Consigne:
Poursuivez l'extrait consacré aux entraves au vote lors des élections américaines en reprenant juste après sa dernière phrase.

Extrait fourni:
----------------------------------------
On se rappelera d'ailleurs que même vainqueur, il aura contesté l’avantage d’Hillary Clinton au vote populaire (çàd au nombre global de votes) avec un excédent de 2,868,692 voix (Il estimait les votes irréguliers d'immigrants sans-papier au bas mot à trois millions). La rhétorique de défiance envers les résultats des votes se poursuit encore aujourd'hui.

L'éventualité de la fraude électorale (au demeurant négligeable dans les faits) donnerait un bon prétexte à de zélées milices (armées) républicaines de "sécuriser" les abords des bureaux de vote stratégiques (cf. Ballot Security Task Force). De la "sécurisation" à "l'intimidation" (des populations plus enclines à voter démocrate), il n'y a bien sûr qu'un pas. Le parti recrute par ailleurs actuellement 50'000 "poll watchers". Comment cela est-il possible?

Le "consent degree", pour résumé un accord de bonne conduite à valeur juridique et signé en 1982 entre Republican National Committee (RNC) et Democratic National Committee (DNC) a pris fin en... 2017. Et son renouvellement, souhaité par les Démocrates, a été rejeté en 2018.
  • Voter Caging : mailing de masse servant à détecter - en français - des NPAI ("N'habite plus à l'adresse indiquée"), permettant de mettre ultérieurement en doute puis d'invalider le vote des personnes concernées.
  • Lying Flyers / Robocalls : distribution de prospectus mensongers (date de vote erronée, fausse allégation "impossibilité de voter si un membre de la famille a été reconnu coupable d'un crime"...), appels ciblés, par exemple envers les afro-américains leur disant que le candidat démocrate été déjà qualifié et qu'il ne servait à rien de se déplacer...
  • Ceci s'ajoute aux dispositions légales de purge de liste électoral (qui parfois excluent des électeurs valides), de restriction du droit de vote (visant par exemple à exclure des anciens prisonniers) ou de définition de la liste des justificatifs d'identité valables (on pourra par exemple accepter les permis de port d'arme, et refuser les cartes d'étudiants)

Combinés et ciblés, ces dispositifs peuvent bien sûr avoir un impact sensible... Et encore, on ne parle ici que de vote "physique", sur place. La pandémie actuelle va favoriser le vote par correspondance... que Donald Trump s'applique également à sapper.

En affaiblissant l'US Postal Service de l'intérieur tout d'abord. En évoquant la menace de votes frauduleux orchestré par des nations étrangères. Alors que 60% des partisans démocrates sont prêts à voter par correspondance contre seulement 28% de républicains, on voit tout de suite les répercussions... D'autant qu'un bulletin de vote par correspondance, même dépouillé dans les temps, est beaucoup plus facile à invalider pour vice de forme.
----------------------------------------
Items fournis:
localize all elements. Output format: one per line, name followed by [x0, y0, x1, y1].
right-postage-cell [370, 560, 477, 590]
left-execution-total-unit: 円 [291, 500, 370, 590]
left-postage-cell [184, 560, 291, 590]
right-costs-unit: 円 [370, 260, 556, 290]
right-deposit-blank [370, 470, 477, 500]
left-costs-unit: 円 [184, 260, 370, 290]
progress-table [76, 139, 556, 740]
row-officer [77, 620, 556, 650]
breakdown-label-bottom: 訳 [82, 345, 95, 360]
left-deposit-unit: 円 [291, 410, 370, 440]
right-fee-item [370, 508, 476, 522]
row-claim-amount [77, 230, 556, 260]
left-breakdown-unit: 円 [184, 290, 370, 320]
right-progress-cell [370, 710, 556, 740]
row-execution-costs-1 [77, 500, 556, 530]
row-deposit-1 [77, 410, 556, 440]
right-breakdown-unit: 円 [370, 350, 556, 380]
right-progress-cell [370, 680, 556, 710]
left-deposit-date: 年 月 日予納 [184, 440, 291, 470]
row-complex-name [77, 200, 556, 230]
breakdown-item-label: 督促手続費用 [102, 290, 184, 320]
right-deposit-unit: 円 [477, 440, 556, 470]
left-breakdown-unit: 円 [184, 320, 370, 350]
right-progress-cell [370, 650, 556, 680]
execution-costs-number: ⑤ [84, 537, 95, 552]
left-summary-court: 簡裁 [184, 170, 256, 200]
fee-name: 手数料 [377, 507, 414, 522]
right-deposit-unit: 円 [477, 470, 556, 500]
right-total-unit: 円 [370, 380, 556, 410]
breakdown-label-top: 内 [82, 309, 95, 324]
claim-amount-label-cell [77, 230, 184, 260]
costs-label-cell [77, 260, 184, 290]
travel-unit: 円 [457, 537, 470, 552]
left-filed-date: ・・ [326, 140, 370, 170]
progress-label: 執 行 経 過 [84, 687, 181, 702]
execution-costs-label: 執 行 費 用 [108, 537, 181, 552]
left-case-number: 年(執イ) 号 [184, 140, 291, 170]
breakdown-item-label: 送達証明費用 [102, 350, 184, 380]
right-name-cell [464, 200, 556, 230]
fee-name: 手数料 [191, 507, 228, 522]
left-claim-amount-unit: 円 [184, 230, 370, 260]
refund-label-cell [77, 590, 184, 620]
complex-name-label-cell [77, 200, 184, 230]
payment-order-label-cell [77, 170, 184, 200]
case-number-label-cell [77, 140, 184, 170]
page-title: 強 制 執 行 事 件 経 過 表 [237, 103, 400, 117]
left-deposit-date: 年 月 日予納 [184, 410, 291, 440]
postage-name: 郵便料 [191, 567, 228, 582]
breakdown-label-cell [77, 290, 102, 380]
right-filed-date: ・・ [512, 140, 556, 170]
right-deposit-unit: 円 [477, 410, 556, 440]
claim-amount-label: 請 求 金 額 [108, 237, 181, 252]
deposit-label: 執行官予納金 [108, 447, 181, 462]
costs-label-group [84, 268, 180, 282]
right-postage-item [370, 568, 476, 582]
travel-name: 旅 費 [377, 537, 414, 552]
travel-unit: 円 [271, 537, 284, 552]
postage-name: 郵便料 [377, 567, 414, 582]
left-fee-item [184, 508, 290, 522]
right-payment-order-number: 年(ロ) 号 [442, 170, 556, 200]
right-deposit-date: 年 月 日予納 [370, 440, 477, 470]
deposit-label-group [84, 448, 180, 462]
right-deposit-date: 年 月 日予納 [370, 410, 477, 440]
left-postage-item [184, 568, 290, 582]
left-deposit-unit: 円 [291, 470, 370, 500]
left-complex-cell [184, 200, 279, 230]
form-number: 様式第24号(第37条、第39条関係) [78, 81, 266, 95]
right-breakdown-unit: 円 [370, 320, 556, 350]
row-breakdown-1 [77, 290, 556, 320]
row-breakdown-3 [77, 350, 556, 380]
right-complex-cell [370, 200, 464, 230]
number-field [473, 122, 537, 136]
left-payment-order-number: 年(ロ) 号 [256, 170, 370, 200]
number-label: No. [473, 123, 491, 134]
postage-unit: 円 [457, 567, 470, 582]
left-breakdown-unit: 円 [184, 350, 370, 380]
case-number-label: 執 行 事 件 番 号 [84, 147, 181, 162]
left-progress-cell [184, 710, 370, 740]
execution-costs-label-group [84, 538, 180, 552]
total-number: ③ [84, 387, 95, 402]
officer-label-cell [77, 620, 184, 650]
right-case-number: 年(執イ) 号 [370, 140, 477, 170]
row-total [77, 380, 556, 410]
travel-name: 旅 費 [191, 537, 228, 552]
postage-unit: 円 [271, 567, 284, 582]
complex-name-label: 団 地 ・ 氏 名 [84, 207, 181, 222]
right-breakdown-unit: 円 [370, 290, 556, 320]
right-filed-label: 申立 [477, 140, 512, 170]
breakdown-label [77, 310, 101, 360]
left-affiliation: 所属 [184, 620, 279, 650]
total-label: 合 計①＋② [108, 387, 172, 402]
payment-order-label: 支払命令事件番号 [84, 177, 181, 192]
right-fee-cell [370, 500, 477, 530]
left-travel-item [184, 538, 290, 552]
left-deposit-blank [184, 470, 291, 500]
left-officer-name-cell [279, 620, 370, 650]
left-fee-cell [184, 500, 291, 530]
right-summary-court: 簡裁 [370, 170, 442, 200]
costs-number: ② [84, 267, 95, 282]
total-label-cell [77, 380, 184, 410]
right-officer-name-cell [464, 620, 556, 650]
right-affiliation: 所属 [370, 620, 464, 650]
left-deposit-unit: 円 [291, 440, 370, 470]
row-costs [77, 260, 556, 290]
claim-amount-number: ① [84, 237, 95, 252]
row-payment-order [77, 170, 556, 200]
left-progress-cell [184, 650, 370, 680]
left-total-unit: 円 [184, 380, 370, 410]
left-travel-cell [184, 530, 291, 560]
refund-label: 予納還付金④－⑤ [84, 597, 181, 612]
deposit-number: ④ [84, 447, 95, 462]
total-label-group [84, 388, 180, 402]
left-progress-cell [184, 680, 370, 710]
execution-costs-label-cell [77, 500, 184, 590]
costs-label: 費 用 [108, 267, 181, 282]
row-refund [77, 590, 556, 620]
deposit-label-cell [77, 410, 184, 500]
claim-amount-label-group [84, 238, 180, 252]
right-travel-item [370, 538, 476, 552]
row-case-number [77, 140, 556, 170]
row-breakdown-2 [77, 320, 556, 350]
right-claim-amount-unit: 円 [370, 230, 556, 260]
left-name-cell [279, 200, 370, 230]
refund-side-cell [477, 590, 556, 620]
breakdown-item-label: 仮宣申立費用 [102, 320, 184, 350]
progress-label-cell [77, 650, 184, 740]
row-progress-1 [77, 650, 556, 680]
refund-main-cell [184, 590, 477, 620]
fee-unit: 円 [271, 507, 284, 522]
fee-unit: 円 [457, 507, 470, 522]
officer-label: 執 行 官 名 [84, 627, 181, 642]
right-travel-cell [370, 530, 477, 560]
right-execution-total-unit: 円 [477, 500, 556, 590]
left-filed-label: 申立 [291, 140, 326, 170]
----------------------------------------
Réponse:
Objectifs : Alimenter le chaos, la défiance. Ce que pourrait tout à fait finir de provoquer un "blue shift", le soir des élections : premières estimations largement en faveur des Républicains, avant que le dépouillement des votes ne fasse glisser le verdict en faveur des Démocrates.

Partant de là, tout est possible. Manifestations, violences, émeutes... Etat d'urgence, etc...


The worst case is not that Trump rejects the election outcome. The worst case is that he uses his power to prevent a decisive outcome against him. If Trump sheds all restraint, and if his Republican allies play the parts he assigns them, he could obstruct the emergence of a legally unambiguous victory for Biden in the Electoral College and then in Congress. He could prevent the formation of consensus about whether there is any outcome at all. He could seize on that un­certainty to hold on to power.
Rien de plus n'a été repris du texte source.